*Stated exercise*:
Output every line exactly as written. Leave out pictures.
-- Begin --
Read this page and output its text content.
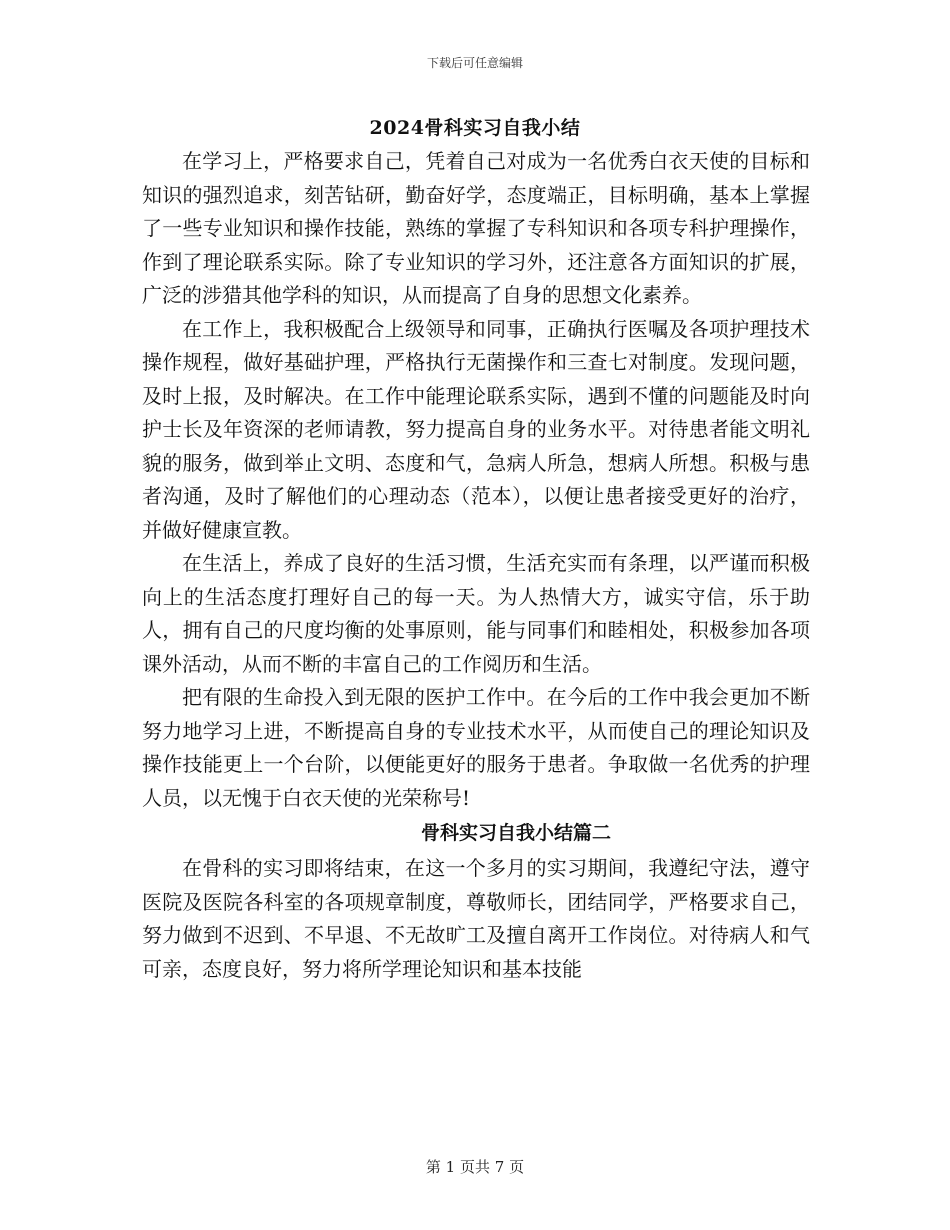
下载后可任意编辑
2024骨科实习自我小结

在学习上，严格要求自己，凭着自己对成为一名优秀白衣天使的目标和知识的强烈追求，刻苦钻研，勤奋好学，态度端正，目标明确，基本上掌握了一些专业知识和操作技能，熟练的掌握了专科知识和各项专科护理操作，作到了理论联系实际。除了专业知识的学习外，还注意各方面知识的扩展，广泛的涉猎其他学科的知识，从而提高了自身的思想文化素养。

在工作上，我积极配合上级领导和同事，正确执行医嘱及各项护理技术操作规程，做好基础护理，严格执行无菌操作和三查七对制度。发现问题，及时上报，及时解决。在工作中能理论联系实际，遇到不懂的问题能及时向护士长及年资深的老师请教，努力提高自身的业务水平。对待患者能文明礼貌的服务，做到举止文明、态度和气，急病人所急，想病人所想。积极与患者沟通，及时了解他们的心理动态（范本），以便让患者接受更好的治疗，并做好健康宣教。

在生活上，养成了良好的生活习惯，生活充实而有条理，以严谨而积极向上的生活态度打理好自己的每一天。为人热情大方，诚实守信，乐于助人，拥有自己的尺度均衡的处事原则，能与同事们和睦相处，积极参加各项课外活动，从而不断的丰富自己的工作阅历和生活。

把有限的生命投入到无限的医护工作中。在今后的工作中我会更加不断努力地学习上进，不断提高自身的专业技术水平，从而使自己的理论知识及操作技能更上一个台阶，以便能更好的服务于患者。争取做一名优秀的护理人员，以无愧于白衣天使的光荣称号!

骨科实习自我小结篇二

在骨科的实习即将结束，在这一个多月的实习期间，我遵纪守法，遵守医院及医院各科室的各项规章制度，尊敬师长，团结同学，严格要求自己，努力做到不迟到、不早退、不无故旷工及擅自离开工作岗位。对待病人和气可亲，态度良好，努力将所学理论知识和基本技能

第 1 页共 7 页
-- End --
*Exercise result*:
Read this page and output its text content.
下载后可任意编辑
2024骨科实习自我小结

在学习上，严格要求自己，凭着自己对成为一名优秀白衣天使的目标和知识的强烈追求，刻苦钻研，勤奋好学，态度端正，目标明确，基本上掌握了一些专业知识和操作技能，熟练的掌握了专科知识和各项专科护理操作，作到了理论联系实际。除了专业知识的学习外，还注意各方面知识的扩展，广泛的涉猎其他学科的知识，从而提高了自身的思想文化素养。

在工作上，我积极配合上级领导和同事，正确执行医嘱及各项护理技术操作规程，做好基础护理，严格执行无菌操作和三查七对制度。发现问题，及时上报，及时解决。在工作中能理论联系实际，遇到不懂的问题能及时向护士长及年资深的老师请教，努力提高自身的业务水平。对待患者能文明礼貌的服务，做到举止文明、态度和气，急病人所急，想病人所想。积极与患者沟通，及时了解他们的心理动态（范本），以便让患者接受更好的治疗，并做好健康宣教。

在生活上，养成了良好的生活习惯，生活充实而有条理，以严谨而积极向上的生活态度打理好自己的每一天。为人热情大方，诚实守信，乐于助人，拥有自己的尺度均衡的处事原则，能与同事们和睦相处，积极参加各项课外活动，从而不断的丰富自己的工作阅历和生活。

把有限的生命投入到无限的医护工作中。在今后的工作中我会更加不断努力地学习上进，不断提高自身的专业技术水平，从而使自己的理论知识及操作技能更上一个台阶，以便能更好的服务于患者。争取做一名优秀的护理人员，以无愧于白衣天使的光荣称号!

骨科实习自我小结篇二

在骨科的实习即将结束，在这一个多月的实习期间，我遵纪守法，遵守医院及医院各科室的各项规章制度，尊敬师长，团结同学，严格要求自己，努力做到不迟到、不早退、不无故旷工及擅自离开工作岗位。对待病人和气可亲，态度良好，努力将所学理论知识和基本技能

第 1 页共 7 页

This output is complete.